__WHAT TO WORK ON__.
Quote every line of the material beneath this one.

__LISTED ENTRIES__.
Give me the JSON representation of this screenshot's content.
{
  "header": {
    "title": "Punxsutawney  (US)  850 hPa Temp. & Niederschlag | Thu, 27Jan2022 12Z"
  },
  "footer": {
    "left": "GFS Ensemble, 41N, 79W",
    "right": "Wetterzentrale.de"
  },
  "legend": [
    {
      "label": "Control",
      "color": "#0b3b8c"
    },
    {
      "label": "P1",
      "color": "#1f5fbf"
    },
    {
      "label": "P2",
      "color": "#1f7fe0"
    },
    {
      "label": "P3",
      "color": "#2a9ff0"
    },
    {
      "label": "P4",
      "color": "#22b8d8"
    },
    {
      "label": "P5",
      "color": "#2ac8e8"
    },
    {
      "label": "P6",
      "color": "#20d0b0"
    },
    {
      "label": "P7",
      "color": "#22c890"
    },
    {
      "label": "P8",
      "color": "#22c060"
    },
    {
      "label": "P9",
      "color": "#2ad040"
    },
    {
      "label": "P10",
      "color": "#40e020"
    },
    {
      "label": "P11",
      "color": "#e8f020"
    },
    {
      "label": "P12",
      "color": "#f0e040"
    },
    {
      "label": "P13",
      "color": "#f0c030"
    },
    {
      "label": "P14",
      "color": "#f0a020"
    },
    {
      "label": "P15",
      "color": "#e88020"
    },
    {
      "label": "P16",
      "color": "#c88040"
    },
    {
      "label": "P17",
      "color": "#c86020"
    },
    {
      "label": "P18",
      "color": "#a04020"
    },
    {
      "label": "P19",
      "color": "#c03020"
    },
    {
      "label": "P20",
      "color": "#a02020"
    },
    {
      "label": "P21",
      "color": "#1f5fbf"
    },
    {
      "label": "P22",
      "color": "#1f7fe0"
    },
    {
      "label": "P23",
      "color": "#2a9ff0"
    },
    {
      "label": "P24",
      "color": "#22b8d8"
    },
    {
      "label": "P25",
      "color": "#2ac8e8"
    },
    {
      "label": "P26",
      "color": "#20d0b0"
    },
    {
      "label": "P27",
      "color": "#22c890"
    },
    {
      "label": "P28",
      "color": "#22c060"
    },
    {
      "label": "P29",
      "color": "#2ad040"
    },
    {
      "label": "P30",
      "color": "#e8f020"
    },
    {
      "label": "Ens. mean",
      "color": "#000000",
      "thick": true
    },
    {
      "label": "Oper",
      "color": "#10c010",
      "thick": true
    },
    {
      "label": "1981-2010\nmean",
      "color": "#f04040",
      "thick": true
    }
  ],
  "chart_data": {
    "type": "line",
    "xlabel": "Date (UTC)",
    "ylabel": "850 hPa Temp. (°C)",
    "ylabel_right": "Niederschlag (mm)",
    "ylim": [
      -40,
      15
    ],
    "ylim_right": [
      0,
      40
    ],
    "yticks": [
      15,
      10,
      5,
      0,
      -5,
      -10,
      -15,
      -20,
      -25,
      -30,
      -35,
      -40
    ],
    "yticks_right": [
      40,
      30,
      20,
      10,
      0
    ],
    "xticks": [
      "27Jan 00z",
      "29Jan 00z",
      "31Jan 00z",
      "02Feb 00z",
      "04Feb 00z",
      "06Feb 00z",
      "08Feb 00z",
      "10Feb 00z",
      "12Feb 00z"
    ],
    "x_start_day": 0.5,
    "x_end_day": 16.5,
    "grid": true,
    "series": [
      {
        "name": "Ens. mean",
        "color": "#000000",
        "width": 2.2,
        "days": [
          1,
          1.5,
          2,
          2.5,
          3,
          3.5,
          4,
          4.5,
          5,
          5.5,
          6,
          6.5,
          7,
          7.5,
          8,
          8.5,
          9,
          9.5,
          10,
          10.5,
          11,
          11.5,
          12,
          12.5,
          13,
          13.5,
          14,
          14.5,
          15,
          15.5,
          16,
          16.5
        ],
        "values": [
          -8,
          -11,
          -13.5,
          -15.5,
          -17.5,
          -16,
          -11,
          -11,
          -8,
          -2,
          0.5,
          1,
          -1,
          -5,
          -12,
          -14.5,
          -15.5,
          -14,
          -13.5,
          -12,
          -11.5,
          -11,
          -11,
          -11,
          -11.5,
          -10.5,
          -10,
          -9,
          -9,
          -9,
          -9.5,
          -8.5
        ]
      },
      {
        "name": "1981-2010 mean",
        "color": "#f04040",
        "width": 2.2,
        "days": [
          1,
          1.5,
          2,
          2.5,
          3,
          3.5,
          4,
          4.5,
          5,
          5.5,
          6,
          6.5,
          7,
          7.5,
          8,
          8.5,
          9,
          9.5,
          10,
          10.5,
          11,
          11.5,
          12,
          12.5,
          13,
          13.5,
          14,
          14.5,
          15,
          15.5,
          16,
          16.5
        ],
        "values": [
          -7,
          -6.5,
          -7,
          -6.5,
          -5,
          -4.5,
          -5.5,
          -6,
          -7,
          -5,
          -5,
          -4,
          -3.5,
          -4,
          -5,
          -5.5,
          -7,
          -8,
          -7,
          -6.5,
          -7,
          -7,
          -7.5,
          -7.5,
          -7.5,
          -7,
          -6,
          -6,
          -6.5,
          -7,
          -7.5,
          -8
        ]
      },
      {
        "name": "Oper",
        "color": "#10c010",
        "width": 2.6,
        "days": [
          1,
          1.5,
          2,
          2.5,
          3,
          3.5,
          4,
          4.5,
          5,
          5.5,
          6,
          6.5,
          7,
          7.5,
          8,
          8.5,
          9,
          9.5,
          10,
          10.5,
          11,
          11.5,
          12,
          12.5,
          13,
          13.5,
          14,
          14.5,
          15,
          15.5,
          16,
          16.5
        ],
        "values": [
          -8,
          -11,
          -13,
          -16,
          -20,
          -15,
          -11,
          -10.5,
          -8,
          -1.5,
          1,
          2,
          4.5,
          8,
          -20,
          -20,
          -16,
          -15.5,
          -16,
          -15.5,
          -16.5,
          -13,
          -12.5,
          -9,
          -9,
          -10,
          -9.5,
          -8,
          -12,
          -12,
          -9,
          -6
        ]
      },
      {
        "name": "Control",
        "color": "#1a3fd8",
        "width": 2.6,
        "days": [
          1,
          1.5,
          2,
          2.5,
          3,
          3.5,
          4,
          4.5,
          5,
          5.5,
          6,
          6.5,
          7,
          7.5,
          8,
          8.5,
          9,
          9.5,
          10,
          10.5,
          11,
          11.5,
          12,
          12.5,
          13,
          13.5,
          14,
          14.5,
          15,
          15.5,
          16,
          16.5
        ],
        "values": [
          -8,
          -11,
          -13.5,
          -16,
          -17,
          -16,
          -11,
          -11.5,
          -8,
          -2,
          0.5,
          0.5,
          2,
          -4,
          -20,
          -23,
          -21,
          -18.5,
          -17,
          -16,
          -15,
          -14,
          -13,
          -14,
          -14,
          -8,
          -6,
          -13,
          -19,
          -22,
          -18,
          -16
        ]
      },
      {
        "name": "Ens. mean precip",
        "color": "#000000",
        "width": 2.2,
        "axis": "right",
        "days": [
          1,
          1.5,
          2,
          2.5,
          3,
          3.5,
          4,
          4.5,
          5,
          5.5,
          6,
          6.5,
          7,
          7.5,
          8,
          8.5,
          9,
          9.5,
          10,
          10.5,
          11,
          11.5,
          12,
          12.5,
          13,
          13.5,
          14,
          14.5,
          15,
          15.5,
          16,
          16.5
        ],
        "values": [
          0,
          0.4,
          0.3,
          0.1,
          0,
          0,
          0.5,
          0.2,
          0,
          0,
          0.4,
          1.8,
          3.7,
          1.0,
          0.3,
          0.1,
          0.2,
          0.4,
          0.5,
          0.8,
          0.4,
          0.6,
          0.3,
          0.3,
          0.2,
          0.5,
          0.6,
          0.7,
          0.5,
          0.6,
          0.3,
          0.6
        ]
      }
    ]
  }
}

__RESPONSE BELOW__.
Give me the JSON representation of this screenshot's content.
{
  "header": {
    "title": "Punxsutawney  (US)  850 hPa Temp. & Niederschlag | Thu, 27Jan2022 12Z"
  },
  "footer": {
    "left": "GFS Ensemble, 41N, 79W",
    "right": "Wetterzentrale.de"
  },
  "legend": [
    {
      "label": "Control",
      "color": "#0b3b8c"
    },
    {
      "label": "P1",
      "color": "#1f5fbf"
    },
    {
      "label": "P2",
      "color": "#1f7fe0"
    },
    {
      "label": "P3",
      "color": "#2a9ff0"
    },
    {
      "label": "P4",
      "color": "#22b8d8"
    },
    {
      "label": "P5",
      "color": "#2ac8e8"
    },
    {
      "label": "P6",
      "color": "#20d0b0"
    },
    {
      "label": "P7",
      "color": "#22c890"
    },
    {
      "label": "P8",
      "color": "#22c060"
    },
    {
      "label": "P9",
      "color": "#2ad040"
    },
    {
      "label": "P10",
      "color": "#40e020"
    },
    {
      "label": "P11",
      "color": "#e8f020"
    },
    {
      "label": "P12",
      "color": "#f0e040"
    },
    {
      "label": "P13",
      "color": "#f0c030"
    },
    {
      "label": "P14",
      "color": "#f0a020"
    },
    {
      "label": "P15",
      "color": "#e88020"
    },
    {
      "label": "P16",
      "color": "#c88040"
    },
    {
      "label": "P17",
      "color": "#c86020"
    },
    {
      "label": "P18",
      "color": "#a04020"
    },
    {
      "label": "P19",
      "color": "#c03020"
    },
    {
      "label": "P20",
      "color": "#a02020"
    },
    {
      "label": "P21",
      "color": "#1f5fbf"
    },
    {
      "label": "P22",
      "color": "#1f7fe0"
    },
    {
      "label": "P23",
      "color": "#2a9ff0"
    },
    {
      "label": "P24",
      "color": "#22b8d8"
    },
    {
      "label": "P25",
      "color": "#2ac8e8"
    },
    {
      "label": "P26",
      "color": "#20d0b0"
    },
    {
      "label": "P27",
      "color": "#22c890"
    },
    {
      "label": "P28",
      "color": "#22c060"
    },
    {
      "label": "P29",
      "color": "#2ad040"
    },
    {
      "label": "P30",
      "color": "#e8f020"
    },
    {
      "label": "Ens. mean",
      "color": "#000000",
      "thick": true
    },
    {
      "label": "Oper",
      "color": "#10c010",
      "thick": true
    },
    {
      "label": "1981-2010\nmean",
      "color": "#f04040",
      "thick": true
    }
  ],
  "chart_data": {
    "type": "line",
    "xlabel": "Date (UTC)",
    "ylabel": "850 hPa Temp. (°C)",
    "ylabel_right": "Niederschlag (mm)",
    "ylim": [
      -40,
      15
    ],
    "ylim_right": [
      0,
      40
    ],
    "yticks": [
      15,
      10,
      5,
      0,
      -5,
      -10,
      -15,
      -20,
      -25,
      -30,
      -35,
      -40
    ],
    "yticks_right": [
      40,
      30,
      20,
      10,
      0
    ],
    "xticks": [
      "27Jan 00z",
      "29Jan 00z",
      "31Jan 00z",
      "02Feb 00z",
      "04Feb 00z",
      "06Feb 00z",
      "08Feb 00z",
      "10Feb 00z",
      "12Feb 00z"
    ],
    "x_start_day": 0.5,
    "x_end_day": 16.5,
    "grid": true,
    "series": [
      {
        "name": "Ens. mean",
        "color": "#000000",
        "width": 2.2,
        "days": [
          1,
          1.5,
          2,
          2.5,
          3,
          3.5,
          4,
          4.5,
          5,
          5.5,
          6,
          6.5,
          7,
          7.5,
          8,
          8.5,
          9,
          9.5,
          10,
          10.5,
          11,
          11.5,
          12,
          12.5,
          13,
          13.5,
          14,
          14.5,
          15,
          15.5,
          16,
          16.5
        ],
        "values": [
          -8,
          -11,
          -13.5,
          -15.5,
          -17.5,
          -16,
          -11,
          -11,
          -8,
          -2,
          0.5,
          1,
          -1,
          -5,
          -12,
          -14.5,
          -15.5,
          -14,
          -13.5,
          -12,
          -11.5,
          -11,
          -11,
          -11,
          -11.5,
          -10.5,
          -10,
          -9,
          -9,
          -9,
          -9.5,
          -8.5
        ]
      },
      {
        "name": "1981-2010 mean",
        "color": "#f04040",
        "width": 2.2,
        "days": [
          1,
          1.5,
          2,
          2.5,
          3,
          3.5,
          4,
          4.5,
          5,
          5.5,
          6,
          6.5,
          7,
          7.5,
          8,
          8.5,
          9,
          9.5,
          10,
          10.5,
          11,
          11.5,
          12,
          12.5,
          13,
          13.5,
          14,
          14.5,
          15,
          15.5,
          16,
          16.5
        ],
        "values": [
          -7,
          -6.5,
          -7,
          -6.5,
          -5,
          -4.5,
          -5.5,
          -6,
          -7,
          -5,
          -5,
          -4,
          -3.5,
          -4,
          -5,
          -5.5,
          -7,
          -8,
          -7,
          -6.5,
          -7,
          -7,
          -7.5,
          -7.5,
          -7.5,
          -7,
          -6,
          -6,
          -6.5,
          -7,
          -7.5,
          -8
        ]
      },
      {
        "name": "Oper",
        "color": "#10c010",
        "width": 2.6,
        "days": [
          1,
          1.5,
          2,
          2.5,
          3,
          3.5,
          4,
          4.5,
          5,
          5.5,
          6,
          6.5,
          7,
          7.5,
          8,
          8.5,
          9,
          9.5,
          10,
          10.5,
          11,
          11.5,
          12,
          12.5,
          13,
          13.5,
          14,
          14.5,
          15,
          15.5,
          16,
          16.5
        ],
        "values": [
          -8,
          -11,
          -13,
          -16,
          -20,
          -15,
          -11,
          -10.5,
          -8,
          -1.5,
          1,
          2,
          4.5,
          8,
          -20,
          -20,
          -16,
          -15.5,
          -16,
          -15.5,
          -16.5,
          -13,
          -12.5,
          -9,
          -9,
          -10,
          -9.5,
          -8,
          -12,
          -12,
          -9,
          -6
        ]
      },
      {
        "name": "Control",
        "color": "#1a3fd8",
        "width": 2.6,
        "days": [
          1,
          1.5,
          2,
          2.5,
          3,
          3.5,
          4,
          4.5,
          5,
          5.5,
          6,
          6.5,
          7,
          7.5,
          8,
          8.5,
          9,
          9.5,
          10,
          10.5,
          11,
          11.5,
          12,
          12.5,
          13,
          13.5,
          14,
          14.5,
          15,
          15.5,
          16,
          16.5
        ],
        "values": [
          -8,
          -11,
          -13.5,
          -16,
          -17,
          -16,
          -11,
          -11.5,
          -8,
          -2,
          0.5,
          0.5,
          2,
          -4,
          -20,
          -23,
          -21,
          -18.5,
          -17,
          -16,
          -15,
          -14,
          -13,
          -14,
          -14,
          -8,
          -6,
          -13,
          -19,
          -22,
          -18,
          -16
        ]
      },
      {
        "name": "Ens. mean precip",
        "color": "#000000",
        "width": 2.2,
        "axis": "right",
        "days": [
          1,
          1.5,
          2,
          2.5,
          3,
          3.5,
          4,
          4.5,
          5,
          5.5,
          6,
          6.5,
          7,
          7.5,
          8,
          8.5,
          9,
          9.5,
          10,
          10.5,
          11,
          11.5,
          12,
          12.5,
          13,
          13.5,
          14,
          14.5,
          15,
          15.5,
          16,
          16.5
        ],
        "values": [
          0,
          0.4,
          0.3,
          0.1,
          0,
          0,
          0.5,
          0.2,
          0,
          0,
          0.4,
          1.8,
          3.7,
          1.0,
          0.3,
          0.1,
          0.2,
          0.4,
          0.5,
          0.8,
          0.4,
          0.6,
          0.3,
          0.3,
          0.2,
          0.5,
          0.6,
          0.7,
          0.5,
          0.6,
          0.3,
          0.6
        ]
      }
    ]
  }
}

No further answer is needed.